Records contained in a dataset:

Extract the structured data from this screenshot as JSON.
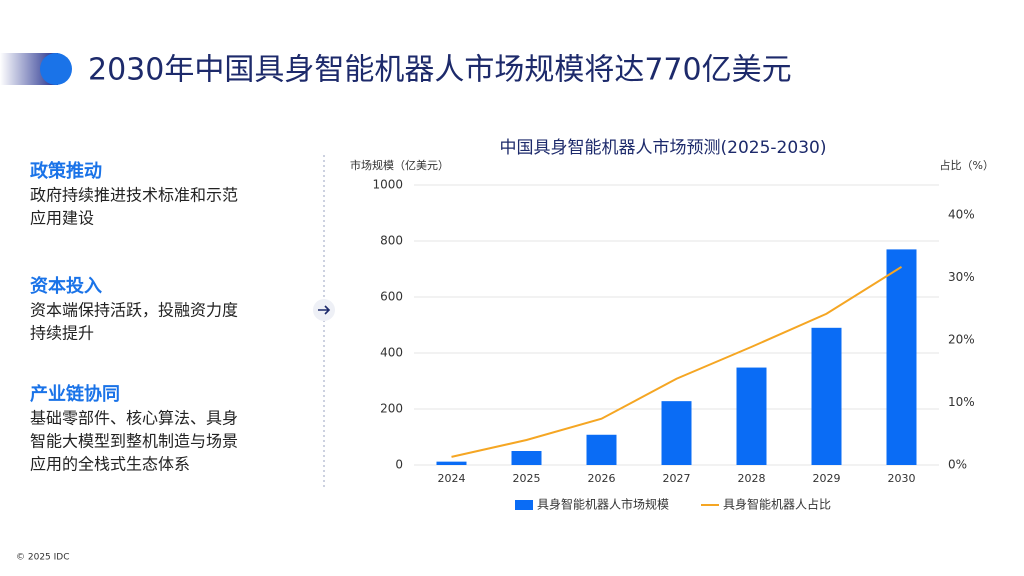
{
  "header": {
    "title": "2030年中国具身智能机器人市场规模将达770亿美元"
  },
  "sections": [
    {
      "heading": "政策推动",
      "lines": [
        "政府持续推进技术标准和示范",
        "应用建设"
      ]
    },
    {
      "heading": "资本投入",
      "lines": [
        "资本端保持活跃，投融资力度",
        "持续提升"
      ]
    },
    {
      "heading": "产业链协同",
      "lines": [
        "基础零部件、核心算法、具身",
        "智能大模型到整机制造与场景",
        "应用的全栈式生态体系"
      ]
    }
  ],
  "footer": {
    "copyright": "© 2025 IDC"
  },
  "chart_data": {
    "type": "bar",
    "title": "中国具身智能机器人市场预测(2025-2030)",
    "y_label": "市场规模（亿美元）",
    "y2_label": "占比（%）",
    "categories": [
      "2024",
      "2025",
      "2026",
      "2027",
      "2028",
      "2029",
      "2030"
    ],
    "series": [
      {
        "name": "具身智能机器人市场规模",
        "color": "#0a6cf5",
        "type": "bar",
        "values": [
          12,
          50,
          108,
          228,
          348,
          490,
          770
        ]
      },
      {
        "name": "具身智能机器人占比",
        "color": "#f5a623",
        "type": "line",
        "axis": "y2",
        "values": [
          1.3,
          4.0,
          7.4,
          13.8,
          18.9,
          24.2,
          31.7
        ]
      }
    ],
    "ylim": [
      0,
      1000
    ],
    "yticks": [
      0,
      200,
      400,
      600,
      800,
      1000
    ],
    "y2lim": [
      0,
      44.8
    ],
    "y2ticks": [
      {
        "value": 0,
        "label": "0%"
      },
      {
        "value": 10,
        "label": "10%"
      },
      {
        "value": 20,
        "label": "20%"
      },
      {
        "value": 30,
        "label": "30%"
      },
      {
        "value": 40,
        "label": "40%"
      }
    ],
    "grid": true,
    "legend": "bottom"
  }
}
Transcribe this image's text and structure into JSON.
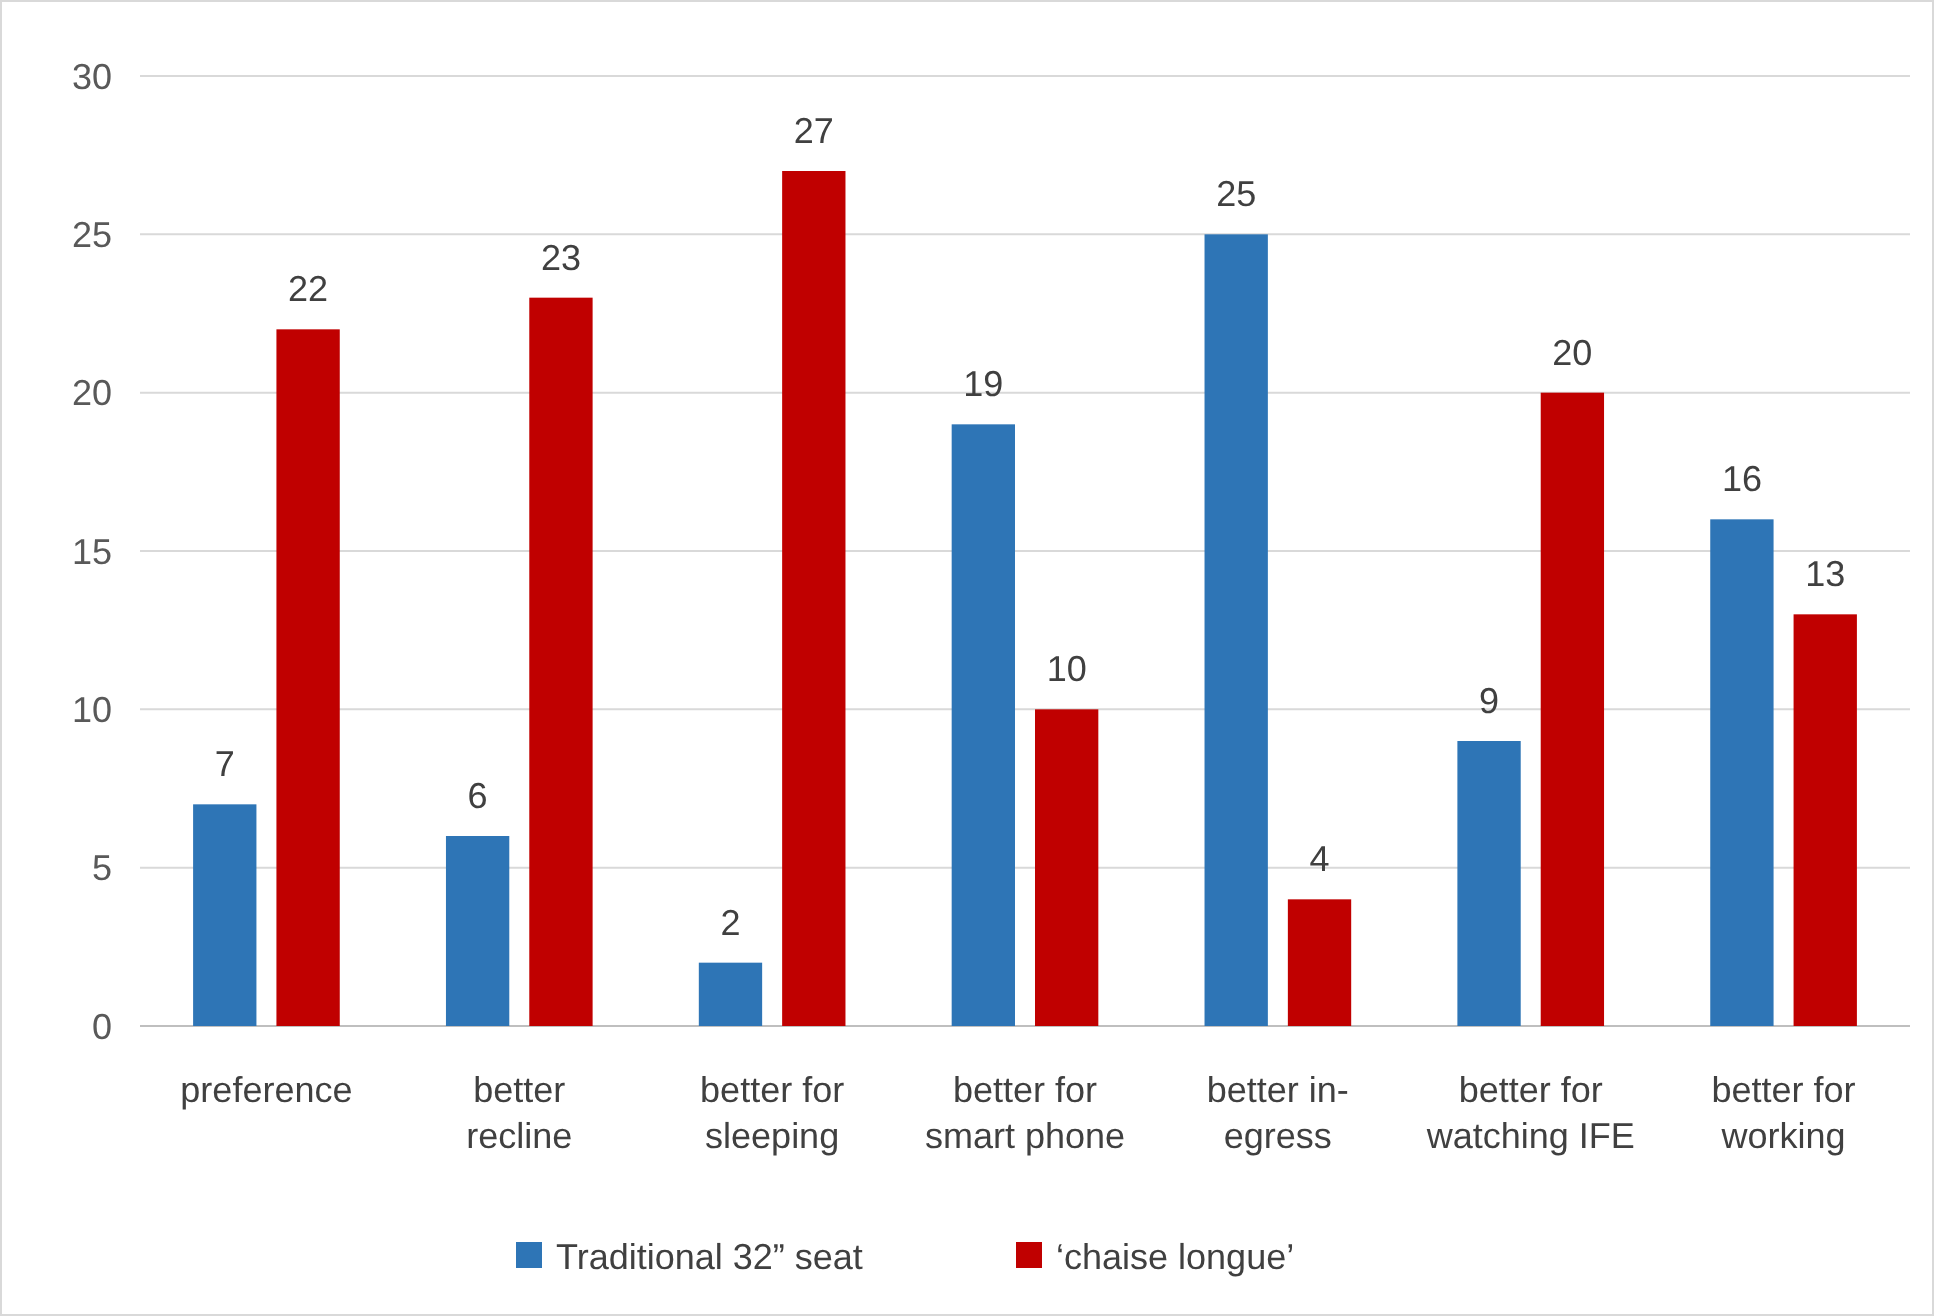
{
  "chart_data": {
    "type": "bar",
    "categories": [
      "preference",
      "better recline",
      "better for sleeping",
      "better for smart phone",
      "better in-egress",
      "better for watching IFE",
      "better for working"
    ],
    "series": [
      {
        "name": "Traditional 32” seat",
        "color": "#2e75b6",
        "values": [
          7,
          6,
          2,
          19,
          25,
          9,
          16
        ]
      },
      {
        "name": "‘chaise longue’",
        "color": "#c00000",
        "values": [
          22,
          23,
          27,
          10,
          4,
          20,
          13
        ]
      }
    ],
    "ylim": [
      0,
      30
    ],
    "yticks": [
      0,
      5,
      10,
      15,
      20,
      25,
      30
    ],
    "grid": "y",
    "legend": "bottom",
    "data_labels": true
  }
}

**Job:** Copy every single line of the material above that holds "color".

**Answer to this task:**
        "color": "#0a6cf5",
        "color": "#f5a623",
        "color": "#2e75b6",
        "color": "#c00000",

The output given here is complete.